"""

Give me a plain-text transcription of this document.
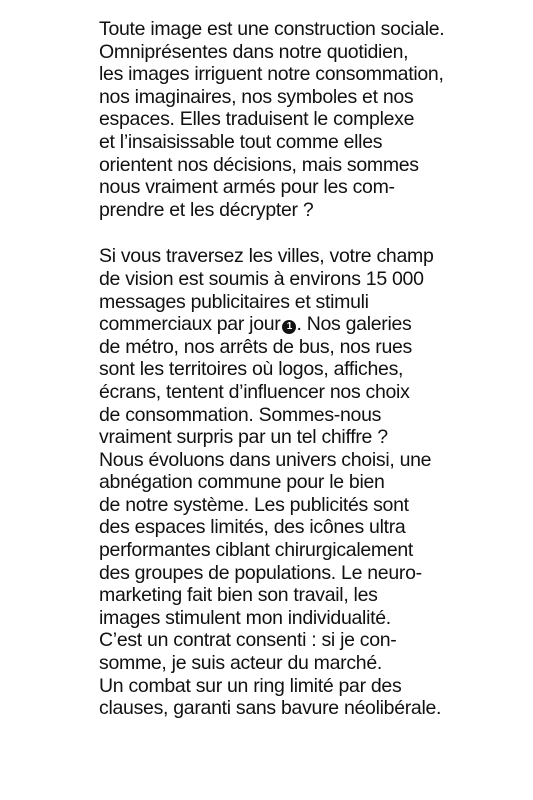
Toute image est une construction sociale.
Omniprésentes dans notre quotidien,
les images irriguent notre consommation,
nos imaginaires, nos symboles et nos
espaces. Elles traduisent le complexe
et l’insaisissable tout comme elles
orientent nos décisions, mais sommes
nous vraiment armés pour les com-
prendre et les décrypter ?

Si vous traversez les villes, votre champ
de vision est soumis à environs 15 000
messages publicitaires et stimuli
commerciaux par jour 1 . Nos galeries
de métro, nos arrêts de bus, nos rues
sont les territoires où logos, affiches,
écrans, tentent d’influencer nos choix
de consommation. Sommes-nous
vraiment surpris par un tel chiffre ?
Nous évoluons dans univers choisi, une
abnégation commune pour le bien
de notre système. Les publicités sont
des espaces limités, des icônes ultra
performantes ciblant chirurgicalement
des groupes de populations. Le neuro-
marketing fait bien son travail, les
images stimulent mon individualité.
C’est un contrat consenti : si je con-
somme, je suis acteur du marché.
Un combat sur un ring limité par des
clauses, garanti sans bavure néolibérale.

"""
"""

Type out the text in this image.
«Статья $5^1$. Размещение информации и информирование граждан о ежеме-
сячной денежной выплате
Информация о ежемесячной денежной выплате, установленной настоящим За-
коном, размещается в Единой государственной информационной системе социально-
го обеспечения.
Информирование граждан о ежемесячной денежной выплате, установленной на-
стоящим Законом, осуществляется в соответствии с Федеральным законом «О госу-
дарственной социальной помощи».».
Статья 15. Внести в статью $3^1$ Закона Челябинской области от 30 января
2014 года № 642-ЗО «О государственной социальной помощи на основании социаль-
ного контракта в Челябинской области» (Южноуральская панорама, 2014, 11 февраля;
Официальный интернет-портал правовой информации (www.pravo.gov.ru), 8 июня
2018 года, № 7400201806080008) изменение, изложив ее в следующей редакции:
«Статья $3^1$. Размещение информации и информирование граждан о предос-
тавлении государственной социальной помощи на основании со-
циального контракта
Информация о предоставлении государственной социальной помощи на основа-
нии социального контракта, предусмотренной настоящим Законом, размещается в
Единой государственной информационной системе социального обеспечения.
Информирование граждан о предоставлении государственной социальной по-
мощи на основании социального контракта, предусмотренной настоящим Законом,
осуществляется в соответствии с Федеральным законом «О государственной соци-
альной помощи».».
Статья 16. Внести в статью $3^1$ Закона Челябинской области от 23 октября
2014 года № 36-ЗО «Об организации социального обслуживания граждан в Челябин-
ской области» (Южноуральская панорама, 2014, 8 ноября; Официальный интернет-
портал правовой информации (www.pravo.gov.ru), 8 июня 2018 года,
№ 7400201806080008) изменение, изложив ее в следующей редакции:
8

"""
"""

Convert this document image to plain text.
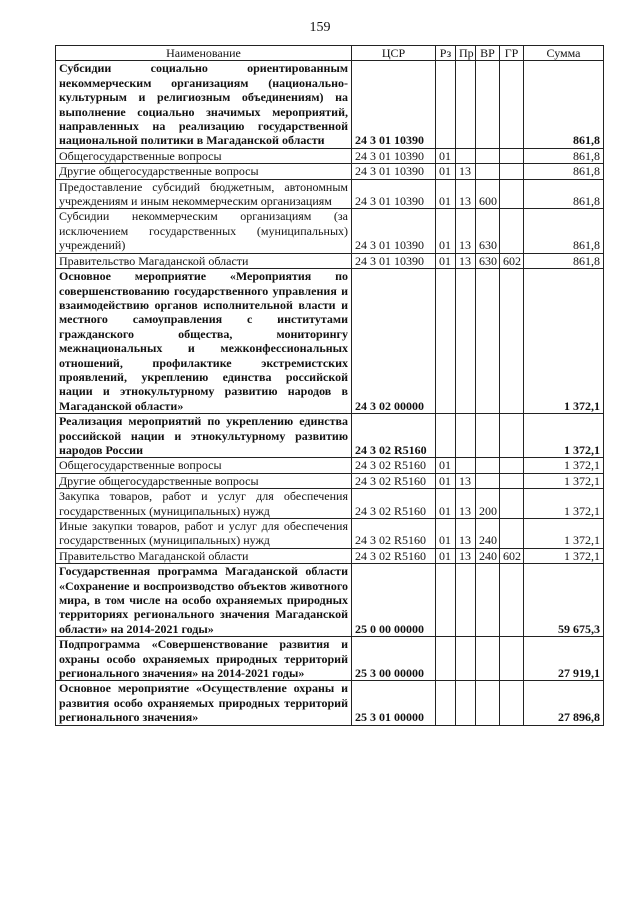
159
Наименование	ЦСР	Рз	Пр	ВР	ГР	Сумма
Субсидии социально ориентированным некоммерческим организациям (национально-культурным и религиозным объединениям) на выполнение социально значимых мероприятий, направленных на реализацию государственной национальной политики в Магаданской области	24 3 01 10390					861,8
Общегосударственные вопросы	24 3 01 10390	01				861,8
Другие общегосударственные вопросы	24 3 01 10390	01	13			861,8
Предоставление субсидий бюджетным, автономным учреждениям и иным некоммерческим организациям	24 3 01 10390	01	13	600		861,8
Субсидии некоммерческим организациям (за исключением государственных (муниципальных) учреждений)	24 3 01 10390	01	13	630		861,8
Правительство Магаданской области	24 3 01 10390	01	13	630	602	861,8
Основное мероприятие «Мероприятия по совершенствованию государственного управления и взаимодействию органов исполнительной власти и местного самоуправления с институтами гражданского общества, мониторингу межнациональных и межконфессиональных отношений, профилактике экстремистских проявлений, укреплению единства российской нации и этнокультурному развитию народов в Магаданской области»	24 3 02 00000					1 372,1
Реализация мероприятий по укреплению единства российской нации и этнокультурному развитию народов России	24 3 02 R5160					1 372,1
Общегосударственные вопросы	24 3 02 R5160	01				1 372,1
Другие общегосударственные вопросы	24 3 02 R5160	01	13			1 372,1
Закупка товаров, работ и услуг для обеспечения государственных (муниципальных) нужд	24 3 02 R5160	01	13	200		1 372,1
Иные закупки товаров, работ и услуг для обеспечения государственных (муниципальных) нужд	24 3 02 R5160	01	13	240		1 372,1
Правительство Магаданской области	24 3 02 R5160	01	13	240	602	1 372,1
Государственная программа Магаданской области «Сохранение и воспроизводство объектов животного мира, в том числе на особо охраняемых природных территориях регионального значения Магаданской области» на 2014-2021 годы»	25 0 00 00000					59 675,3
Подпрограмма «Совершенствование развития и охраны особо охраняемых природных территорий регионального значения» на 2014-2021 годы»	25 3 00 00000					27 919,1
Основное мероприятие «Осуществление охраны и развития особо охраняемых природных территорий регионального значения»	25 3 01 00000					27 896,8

"""

Exercise task.
Find the lines containing "товаров" and list every one of them.

Correct response.
Закупка товаров, работ и услуг для обеспечения государственных (муниципальных) нужд	24 3 02 R5160	01	13	200		1 372,1
Иные закупки товаров, работ и услуг для обеспечения государственных (муниципальных) нужд	24 3 02 R5160	01	13	240		1 372,1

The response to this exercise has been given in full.